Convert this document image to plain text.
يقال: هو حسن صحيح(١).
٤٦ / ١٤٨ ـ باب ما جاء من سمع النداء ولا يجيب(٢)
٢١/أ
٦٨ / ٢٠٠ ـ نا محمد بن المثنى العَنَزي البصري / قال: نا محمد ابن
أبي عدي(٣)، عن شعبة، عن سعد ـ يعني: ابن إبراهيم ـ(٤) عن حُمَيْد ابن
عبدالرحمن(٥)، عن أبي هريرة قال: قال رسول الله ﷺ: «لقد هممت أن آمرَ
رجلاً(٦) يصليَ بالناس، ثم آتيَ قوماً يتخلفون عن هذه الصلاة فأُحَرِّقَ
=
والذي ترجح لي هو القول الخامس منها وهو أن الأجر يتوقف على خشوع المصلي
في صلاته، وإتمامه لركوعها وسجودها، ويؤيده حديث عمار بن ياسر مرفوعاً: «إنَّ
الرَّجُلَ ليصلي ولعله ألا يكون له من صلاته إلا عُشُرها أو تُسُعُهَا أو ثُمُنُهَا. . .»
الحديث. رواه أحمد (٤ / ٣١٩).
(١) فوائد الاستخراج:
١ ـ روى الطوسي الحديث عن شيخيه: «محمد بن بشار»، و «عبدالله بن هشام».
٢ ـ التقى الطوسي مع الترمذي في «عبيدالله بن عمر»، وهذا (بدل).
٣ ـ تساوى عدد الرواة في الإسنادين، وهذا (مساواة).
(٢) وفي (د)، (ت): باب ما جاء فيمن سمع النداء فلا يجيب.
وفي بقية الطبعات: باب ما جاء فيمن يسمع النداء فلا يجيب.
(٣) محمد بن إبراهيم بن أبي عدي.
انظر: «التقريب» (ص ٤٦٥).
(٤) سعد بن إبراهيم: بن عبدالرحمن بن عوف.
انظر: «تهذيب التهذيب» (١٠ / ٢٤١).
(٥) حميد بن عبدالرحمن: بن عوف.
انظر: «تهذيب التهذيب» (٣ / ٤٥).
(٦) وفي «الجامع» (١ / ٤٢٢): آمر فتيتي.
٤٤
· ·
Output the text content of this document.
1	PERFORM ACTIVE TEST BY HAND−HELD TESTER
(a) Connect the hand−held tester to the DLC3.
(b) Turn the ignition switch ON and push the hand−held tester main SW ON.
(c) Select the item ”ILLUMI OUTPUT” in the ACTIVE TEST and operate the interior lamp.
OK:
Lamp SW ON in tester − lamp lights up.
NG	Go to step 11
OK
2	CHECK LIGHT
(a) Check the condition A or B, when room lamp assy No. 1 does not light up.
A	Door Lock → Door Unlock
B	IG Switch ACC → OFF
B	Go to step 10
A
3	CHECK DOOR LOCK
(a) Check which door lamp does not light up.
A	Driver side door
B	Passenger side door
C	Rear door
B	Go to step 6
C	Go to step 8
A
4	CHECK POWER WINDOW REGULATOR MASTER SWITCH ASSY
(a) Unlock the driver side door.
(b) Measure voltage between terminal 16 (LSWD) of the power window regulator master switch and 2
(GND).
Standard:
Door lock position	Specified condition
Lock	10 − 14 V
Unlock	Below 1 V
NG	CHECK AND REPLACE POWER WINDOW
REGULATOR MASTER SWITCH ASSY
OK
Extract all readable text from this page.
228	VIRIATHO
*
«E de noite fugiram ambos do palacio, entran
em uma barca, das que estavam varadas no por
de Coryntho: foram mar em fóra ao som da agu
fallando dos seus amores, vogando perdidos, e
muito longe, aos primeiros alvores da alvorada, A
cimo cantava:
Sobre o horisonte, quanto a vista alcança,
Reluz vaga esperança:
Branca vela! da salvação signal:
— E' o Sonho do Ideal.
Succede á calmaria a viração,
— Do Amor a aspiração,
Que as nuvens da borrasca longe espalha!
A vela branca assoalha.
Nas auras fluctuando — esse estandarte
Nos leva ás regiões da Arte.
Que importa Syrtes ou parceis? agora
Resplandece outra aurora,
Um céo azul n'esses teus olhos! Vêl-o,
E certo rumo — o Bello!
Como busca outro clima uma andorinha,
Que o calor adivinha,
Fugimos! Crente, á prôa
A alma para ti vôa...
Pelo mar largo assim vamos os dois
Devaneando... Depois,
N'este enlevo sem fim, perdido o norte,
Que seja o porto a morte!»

◆ The request: Read through the lines above and collect those that contain the string "الحديث".

◆ Answer in full:
الحديث. رواه أحمد (٤ / ٣١٩).
١ ـ روى الطوسي الحديث عن شيخيه: «محمد بن بشار»، و «عبدالله بن هشام».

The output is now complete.